## What is being asked
Reproduce every line of the records below word for word, omitting the pictures.

## Task input
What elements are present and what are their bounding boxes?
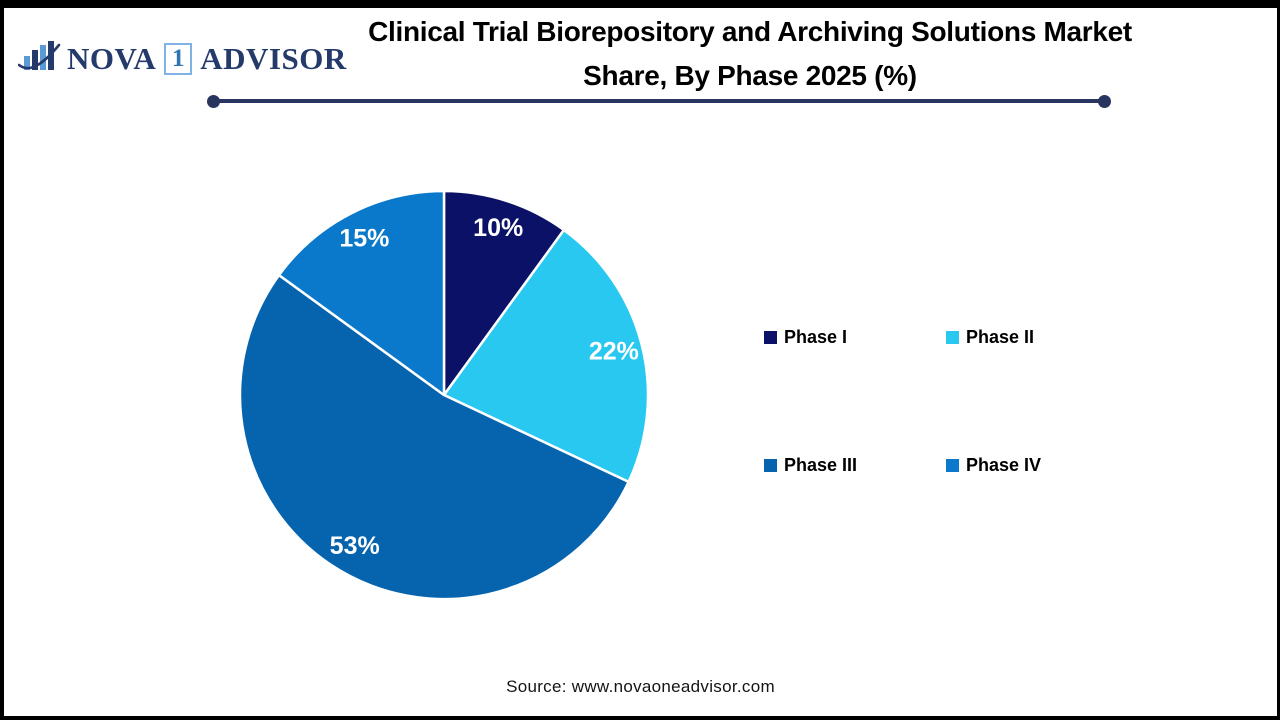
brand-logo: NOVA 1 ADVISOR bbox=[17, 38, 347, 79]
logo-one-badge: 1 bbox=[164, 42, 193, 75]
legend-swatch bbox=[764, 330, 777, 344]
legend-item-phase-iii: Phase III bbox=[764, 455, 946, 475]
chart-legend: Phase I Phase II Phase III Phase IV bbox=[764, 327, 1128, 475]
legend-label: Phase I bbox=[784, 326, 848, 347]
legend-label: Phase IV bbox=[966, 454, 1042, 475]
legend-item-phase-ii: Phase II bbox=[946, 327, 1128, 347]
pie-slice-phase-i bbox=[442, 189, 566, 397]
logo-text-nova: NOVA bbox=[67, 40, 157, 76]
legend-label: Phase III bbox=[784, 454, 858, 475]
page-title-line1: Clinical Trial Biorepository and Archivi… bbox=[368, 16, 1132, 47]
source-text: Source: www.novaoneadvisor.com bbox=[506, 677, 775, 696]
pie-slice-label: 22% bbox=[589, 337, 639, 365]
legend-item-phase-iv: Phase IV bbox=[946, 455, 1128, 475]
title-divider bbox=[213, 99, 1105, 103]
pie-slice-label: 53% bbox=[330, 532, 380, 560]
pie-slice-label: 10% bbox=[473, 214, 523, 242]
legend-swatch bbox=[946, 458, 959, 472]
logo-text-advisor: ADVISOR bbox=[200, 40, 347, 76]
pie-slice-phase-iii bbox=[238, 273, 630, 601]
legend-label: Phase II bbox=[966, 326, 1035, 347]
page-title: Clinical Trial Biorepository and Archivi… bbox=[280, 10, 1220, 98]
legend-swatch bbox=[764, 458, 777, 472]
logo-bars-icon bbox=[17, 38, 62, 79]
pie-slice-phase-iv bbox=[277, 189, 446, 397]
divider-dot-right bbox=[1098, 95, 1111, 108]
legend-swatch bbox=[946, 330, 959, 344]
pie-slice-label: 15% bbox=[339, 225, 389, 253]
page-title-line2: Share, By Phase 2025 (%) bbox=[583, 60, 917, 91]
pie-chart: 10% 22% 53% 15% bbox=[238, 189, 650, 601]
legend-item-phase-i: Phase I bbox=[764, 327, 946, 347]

## Complete output
What elements are present and what are their bounding boxes?
brand-logo: NOVA 1 ADVISOR bbox=[17, 38, 347, 79]
logo-one-badge: 1 bbox=[164, 42, 193, 75]
legend-swatch bbox=[764, 330, 777, 344]
legend-item-phase-iii: Phase III bbox=[764, 455, 946, 475]
chart-legend: Phase I Phase II Phase III Phase IV bbox=[764, 327, 1128, 475]
legend-label: Phase I bbox=[784, 326, 848, 347]
legend-label: Phase IV bbox=[966, 454, 1042, 475]
legend-item-phase-ii: Phase II bbox=[946, 327, 1128, 347]
pie-slice-phase-i bbox=[442, 189, 566, 397]
logo-text-nova: NOVA bbox=[67, 40, 157, 76]
legend-label: Phase III bbox=[784, 454, 858, 475]
page-title-line1: Clinical Trial Biorepository and Archivi… bbox=[368, 16, 1132, 47]
source-text: Source: www.novaoneadvisor.com bbox=[506, 677, 775, 696]
pie-slice-label: 22% bbox=[589, 337, 639, 365]
legend-item-phase-iv: Phase IV bbox=[946, 455, 1128, 475]
title-divider bbox=[213, 99, 1105, 103]
pie-slice-label: 53% bbox=[330, 532, 380, 560]
pie-slice-label: 10% bbox=[473, 214, 523, 242]
legend-swatch bbox=[946, 458, 959, 472]
logo-text-advisor: ADVISOR bbox=[200, 40, 347, 76]
pie-slice-phase-iii bbox=[238, 273, 630, 601]
legend-label: Phase II bbox=[966, 326, 1035, 347]
page-title: Clinical Trial Biorepository and Archivi… bbox=[280, 10, 1220, 98]
legend-swatch bbox=[764, 458, 777, 472]
logo-bars-icon bbox=[17, 38, 62, 79]
pie-slice-phase-iv bbox=[277, 189, 446, 397]
divider-dot-right bbox=[1098, 95, 1111, 108]
legend-swatch bbox=[946, 330, 959, 344]
pie-slice-label: 15% bbox=[339, 225, 389, 253]
page-title-line2: Share, By Phase 2025 (%) bbox=[583, 60, 917, 91]
pie-chart: 10% 22% 53% 15% bbox=[238, 189, 650, 601]
legend-item-phase-i: Phase I bbox=[764, 327, 946, 347]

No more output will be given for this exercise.